**THE EXERCISE**
Copy out each line featuring the string "document" from the entries beneath.

**Records contained in a dataset**
* Begin *

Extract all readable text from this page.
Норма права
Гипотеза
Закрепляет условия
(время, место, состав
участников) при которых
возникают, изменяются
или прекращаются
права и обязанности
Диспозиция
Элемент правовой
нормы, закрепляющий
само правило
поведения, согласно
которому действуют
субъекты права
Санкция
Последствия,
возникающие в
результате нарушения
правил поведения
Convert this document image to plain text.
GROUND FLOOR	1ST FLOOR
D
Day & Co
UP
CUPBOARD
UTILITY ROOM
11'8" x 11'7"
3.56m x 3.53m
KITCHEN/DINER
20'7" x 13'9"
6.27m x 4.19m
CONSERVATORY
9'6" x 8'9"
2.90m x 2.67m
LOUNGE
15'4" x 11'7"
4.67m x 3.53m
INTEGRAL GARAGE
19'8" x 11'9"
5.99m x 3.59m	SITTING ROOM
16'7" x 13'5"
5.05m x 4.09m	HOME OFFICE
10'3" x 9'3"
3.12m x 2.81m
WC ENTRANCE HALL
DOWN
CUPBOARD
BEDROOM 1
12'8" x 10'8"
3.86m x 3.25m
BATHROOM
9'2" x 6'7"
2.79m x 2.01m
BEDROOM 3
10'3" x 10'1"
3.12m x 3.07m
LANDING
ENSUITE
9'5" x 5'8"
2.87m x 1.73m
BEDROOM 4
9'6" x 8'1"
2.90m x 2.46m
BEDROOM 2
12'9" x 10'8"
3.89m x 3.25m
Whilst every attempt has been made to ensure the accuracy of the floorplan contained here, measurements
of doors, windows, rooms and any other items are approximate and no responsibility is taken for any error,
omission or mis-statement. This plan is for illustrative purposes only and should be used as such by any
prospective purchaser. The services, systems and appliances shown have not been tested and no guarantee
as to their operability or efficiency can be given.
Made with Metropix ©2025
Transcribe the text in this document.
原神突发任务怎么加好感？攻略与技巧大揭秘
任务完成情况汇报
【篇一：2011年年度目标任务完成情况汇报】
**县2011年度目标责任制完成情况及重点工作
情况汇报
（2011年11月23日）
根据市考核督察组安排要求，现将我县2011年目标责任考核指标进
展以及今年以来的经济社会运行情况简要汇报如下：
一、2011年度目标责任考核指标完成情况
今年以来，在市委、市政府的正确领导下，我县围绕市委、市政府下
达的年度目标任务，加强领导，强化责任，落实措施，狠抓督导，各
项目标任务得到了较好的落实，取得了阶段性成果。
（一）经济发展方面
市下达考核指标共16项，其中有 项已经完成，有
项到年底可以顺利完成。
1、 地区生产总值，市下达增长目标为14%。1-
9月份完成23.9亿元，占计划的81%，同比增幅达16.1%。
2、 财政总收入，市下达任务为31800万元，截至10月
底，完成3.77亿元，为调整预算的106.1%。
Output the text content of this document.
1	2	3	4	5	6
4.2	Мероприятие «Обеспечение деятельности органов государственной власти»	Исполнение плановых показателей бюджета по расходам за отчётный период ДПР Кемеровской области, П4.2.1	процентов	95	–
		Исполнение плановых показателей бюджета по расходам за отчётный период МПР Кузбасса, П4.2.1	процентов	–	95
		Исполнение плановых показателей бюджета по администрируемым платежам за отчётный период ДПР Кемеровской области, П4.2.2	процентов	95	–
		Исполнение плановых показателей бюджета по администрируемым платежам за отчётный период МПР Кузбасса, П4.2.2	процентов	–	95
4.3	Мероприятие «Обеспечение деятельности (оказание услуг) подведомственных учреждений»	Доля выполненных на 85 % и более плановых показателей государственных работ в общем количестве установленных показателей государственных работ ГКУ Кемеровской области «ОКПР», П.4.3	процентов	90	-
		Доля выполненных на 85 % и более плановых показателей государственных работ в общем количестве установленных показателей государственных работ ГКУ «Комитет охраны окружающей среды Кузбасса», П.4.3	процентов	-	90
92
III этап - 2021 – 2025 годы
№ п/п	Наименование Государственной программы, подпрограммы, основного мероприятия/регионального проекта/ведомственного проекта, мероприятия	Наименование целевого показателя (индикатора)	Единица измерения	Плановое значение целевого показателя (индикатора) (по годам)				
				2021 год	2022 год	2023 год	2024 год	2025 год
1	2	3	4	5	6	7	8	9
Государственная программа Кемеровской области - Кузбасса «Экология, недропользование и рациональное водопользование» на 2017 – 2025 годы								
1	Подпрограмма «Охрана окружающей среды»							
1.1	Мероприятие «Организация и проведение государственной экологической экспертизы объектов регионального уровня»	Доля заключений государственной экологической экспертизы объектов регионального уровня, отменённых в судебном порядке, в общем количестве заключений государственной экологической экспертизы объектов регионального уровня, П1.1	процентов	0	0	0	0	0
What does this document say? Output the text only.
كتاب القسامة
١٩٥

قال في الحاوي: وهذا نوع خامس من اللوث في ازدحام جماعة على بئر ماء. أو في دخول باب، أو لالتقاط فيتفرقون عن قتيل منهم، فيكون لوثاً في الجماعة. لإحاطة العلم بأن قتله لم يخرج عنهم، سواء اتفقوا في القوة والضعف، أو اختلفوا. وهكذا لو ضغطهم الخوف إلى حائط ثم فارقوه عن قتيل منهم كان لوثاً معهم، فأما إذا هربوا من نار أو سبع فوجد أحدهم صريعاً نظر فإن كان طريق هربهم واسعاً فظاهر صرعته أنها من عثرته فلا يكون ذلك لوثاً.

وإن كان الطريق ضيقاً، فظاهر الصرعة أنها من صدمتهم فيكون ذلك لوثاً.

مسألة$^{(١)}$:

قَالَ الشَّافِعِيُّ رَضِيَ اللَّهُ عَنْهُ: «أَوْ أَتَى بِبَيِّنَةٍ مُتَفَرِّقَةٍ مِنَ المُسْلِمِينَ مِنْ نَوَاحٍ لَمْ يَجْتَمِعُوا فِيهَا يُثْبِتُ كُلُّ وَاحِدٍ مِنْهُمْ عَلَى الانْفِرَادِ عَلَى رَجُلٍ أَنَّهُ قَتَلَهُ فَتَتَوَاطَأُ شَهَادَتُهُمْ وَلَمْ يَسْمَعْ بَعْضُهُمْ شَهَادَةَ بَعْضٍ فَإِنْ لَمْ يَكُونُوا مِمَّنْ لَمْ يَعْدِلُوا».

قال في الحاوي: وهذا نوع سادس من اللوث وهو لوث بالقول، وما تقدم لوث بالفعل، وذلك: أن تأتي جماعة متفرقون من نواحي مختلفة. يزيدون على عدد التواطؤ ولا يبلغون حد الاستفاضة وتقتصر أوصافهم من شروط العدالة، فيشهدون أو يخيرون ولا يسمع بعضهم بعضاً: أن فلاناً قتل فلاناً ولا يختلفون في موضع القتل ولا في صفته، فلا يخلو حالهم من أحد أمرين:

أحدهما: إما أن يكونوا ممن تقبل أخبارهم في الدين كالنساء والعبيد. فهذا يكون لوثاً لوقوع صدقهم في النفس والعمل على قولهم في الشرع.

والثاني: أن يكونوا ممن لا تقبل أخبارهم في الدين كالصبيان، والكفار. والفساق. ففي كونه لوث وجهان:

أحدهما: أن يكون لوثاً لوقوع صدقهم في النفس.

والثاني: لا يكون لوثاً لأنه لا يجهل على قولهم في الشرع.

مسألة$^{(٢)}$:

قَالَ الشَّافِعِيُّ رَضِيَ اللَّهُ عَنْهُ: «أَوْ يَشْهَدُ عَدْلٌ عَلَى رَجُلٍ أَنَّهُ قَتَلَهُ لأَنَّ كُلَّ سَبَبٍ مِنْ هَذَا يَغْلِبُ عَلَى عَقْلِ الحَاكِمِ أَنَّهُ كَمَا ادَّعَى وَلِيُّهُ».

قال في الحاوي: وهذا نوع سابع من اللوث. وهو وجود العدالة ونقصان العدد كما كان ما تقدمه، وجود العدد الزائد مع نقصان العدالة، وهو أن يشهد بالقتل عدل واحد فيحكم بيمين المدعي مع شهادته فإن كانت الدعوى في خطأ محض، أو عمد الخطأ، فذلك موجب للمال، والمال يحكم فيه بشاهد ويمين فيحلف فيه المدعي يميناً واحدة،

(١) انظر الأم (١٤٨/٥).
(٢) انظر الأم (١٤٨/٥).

* End *

**THE OUTPUT**
Convert this document image to plain text.
Transcribe the text in this document.
Output the text content of this document.
What does this document say? Output the text only.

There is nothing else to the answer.